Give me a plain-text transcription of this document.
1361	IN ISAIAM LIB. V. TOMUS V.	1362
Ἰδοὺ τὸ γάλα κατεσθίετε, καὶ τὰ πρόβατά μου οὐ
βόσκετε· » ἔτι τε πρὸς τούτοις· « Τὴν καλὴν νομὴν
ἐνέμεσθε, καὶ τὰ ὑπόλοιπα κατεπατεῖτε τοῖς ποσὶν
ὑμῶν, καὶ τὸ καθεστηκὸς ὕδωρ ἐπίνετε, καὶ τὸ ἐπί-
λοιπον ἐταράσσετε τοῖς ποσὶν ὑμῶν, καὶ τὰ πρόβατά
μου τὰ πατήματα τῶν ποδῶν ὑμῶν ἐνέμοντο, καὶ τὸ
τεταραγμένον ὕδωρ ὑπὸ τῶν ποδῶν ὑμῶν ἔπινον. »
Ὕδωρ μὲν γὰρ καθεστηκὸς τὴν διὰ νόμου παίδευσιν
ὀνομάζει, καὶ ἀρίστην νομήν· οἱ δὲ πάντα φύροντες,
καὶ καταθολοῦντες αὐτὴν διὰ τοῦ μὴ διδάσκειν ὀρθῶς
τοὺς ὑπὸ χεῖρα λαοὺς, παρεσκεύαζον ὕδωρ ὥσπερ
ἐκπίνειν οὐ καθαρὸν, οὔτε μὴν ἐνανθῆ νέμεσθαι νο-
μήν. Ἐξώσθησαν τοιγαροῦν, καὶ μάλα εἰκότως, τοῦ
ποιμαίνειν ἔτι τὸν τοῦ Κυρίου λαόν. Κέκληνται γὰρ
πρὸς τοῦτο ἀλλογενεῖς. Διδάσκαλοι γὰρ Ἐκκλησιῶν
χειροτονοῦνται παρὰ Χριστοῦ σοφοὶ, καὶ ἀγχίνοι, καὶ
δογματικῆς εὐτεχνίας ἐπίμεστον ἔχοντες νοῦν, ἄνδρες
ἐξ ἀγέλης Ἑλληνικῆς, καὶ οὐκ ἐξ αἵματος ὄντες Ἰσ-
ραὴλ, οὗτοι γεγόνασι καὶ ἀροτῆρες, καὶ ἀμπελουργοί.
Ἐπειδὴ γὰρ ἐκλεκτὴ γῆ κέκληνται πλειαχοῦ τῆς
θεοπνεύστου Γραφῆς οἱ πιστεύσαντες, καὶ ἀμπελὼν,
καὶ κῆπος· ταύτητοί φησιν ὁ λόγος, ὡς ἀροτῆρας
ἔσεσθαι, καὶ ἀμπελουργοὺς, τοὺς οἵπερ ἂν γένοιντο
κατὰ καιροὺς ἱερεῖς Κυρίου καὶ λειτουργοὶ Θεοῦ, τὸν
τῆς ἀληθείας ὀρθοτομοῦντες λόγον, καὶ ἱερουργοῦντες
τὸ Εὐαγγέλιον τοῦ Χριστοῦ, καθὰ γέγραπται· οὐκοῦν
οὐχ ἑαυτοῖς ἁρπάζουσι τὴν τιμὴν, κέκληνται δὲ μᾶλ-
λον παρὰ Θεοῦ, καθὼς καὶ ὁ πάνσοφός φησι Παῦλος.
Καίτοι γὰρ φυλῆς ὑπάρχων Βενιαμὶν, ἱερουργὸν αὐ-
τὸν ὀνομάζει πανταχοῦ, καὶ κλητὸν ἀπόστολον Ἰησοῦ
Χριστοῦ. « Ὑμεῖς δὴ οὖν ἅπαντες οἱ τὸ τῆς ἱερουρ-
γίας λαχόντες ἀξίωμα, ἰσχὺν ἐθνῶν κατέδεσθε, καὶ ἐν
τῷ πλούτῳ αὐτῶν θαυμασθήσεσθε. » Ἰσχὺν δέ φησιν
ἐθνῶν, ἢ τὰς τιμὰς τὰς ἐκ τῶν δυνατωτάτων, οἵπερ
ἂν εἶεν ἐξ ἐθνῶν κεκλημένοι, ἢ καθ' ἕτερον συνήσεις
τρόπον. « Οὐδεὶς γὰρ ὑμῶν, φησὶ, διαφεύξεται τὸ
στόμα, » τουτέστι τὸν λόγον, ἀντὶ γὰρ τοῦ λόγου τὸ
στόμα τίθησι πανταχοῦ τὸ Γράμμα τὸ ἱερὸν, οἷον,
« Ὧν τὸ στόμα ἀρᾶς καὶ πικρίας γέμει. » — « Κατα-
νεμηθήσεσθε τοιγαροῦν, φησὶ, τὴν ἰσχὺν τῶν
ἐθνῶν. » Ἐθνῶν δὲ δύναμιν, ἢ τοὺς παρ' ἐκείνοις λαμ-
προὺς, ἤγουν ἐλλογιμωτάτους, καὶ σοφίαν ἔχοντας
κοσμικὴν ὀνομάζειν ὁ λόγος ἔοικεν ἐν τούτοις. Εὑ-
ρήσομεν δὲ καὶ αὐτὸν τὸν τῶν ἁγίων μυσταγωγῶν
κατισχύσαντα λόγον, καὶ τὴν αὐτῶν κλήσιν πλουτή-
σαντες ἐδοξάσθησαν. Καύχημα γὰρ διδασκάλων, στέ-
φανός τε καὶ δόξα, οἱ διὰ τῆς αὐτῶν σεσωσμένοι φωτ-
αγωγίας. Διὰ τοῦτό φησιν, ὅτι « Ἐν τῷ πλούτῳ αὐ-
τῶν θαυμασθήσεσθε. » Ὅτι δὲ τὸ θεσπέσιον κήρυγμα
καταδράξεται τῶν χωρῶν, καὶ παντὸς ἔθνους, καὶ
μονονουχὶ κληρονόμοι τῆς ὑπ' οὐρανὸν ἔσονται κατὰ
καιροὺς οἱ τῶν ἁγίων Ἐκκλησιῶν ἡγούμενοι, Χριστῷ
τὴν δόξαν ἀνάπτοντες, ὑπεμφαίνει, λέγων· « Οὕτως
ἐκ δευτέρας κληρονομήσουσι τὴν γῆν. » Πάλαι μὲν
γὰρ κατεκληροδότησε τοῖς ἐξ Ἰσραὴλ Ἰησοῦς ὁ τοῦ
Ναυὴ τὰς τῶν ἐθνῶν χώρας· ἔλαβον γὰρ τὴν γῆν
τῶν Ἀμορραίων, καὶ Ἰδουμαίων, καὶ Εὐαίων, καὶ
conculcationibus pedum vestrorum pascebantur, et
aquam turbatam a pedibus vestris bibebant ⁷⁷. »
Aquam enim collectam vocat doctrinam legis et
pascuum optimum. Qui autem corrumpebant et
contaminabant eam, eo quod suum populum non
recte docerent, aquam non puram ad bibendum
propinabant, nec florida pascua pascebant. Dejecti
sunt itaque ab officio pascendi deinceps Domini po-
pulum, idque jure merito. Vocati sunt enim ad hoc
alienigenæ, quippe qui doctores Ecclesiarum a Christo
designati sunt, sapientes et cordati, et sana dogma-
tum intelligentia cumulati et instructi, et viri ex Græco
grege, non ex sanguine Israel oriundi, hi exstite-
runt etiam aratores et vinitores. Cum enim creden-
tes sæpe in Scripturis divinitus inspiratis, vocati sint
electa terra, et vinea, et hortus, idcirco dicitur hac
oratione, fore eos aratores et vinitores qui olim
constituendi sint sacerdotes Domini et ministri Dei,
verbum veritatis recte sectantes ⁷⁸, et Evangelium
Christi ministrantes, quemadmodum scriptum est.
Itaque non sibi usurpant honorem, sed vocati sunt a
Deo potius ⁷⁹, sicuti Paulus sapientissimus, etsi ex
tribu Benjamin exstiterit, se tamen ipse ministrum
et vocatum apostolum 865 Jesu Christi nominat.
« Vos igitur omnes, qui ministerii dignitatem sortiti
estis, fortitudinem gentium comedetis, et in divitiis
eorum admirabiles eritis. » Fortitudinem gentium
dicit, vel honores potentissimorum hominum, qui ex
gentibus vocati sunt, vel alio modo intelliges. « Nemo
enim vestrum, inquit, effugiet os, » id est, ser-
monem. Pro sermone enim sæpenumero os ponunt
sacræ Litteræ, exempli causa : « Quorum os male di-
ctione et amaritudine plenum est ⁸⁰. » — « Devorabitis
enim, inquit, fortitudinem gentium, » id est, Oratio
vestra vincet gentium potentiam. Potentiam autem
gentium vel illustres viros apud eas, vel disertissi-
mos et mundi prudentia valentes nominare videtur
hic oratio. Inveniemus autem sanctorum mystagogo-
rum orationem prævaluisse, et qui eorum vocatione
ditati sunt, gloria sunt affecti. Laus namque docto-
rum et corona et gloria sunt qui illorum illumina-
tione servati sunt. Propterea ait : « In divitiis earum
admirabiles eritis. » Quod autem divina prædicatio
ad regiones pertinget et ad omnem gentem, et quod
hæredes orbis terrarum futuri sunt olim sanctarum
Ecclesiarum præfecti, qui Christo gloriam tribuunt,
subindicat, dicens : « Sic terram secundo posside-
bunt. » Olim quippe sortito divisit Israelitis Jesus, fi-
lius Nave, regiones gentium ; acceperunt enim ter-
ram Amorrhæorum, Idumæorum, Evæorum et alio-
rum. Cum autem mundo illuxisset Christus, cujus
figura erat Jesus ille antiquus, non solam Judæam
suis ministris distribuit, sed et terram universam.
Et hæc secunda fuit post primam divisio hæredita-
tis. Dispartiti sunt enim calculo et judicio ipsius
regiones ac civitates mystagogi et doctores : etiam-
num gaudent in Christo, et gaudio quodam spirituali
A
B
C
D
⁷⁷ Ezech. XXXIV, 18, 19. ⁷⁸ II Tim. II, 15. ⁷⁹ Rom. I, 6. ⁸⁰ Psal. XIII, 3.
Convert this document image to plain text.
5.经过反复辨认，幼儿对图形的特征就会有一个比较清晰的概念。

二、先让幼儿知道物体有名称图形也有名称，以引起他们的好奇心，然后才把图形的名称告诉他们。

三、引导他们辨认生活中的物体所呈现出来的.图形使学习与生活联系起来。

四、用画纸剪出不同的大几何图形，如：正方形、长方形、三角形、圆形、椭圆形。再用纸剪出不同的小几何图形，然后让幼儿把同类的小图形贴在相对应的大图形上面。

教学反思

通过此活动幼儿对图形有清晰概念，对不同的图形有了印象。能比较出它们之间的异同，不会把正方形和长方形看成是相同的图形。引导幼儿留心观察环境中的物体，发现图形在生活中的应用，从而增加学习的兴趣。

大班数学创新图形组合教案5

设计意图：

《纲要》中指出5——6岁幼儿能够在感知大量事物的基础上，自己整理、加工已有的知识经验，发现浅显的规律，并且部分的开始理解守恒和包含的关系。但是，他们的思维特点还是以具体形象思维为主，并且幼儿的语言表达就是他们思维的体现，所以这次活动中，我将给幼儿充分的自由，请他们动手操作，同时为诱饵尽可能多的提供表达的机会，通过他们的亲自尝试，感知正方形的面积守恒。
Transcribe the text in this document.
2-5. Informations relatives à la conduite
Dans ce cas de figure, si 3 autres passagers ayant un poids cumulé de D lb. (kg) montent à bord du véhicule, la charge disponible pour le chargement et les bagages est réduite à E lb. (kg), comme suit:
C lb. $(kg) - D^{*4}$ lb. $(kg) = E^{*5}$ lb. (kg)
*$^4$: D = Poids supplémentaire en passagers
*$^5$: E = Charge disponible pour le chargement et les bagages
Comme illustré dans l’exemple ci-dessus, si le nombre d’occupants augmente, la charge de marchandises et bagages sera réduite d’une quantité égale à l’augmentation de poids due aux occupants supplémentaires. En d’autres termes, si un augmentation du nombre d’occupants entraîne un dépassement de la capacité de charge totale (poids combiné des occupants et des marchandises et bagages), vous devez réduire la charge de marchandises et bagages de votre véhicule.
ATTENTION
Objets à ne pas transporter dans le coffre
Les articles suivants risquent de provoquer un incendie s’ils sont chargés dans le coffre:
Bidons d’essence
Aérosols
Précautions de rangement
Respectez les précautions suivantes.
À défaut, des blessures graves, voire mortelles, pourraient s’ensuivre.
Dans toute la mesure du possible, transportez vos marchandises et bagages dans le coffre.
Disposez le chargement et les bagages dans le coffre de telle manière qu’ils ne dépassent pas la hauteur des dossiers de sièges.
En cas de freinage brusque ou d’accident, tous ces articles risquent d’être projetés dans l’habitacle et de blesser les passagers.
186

■ ■ ■

Pull out every line of the records that includes the string "αὐτῶν".

τῷ πλούτῳ αὐτῶν θαυμασθήσεσθε. » Ἰσχὺν δέ φησιν
κατισχύσαντα λόγον, καὶ τὴν αὐτῶν κλήσιν πλουτή-
φανός τε καὶ δόξα, οἱ διὰ τῆς αὐτῶν σεσωσμένοι φωτ-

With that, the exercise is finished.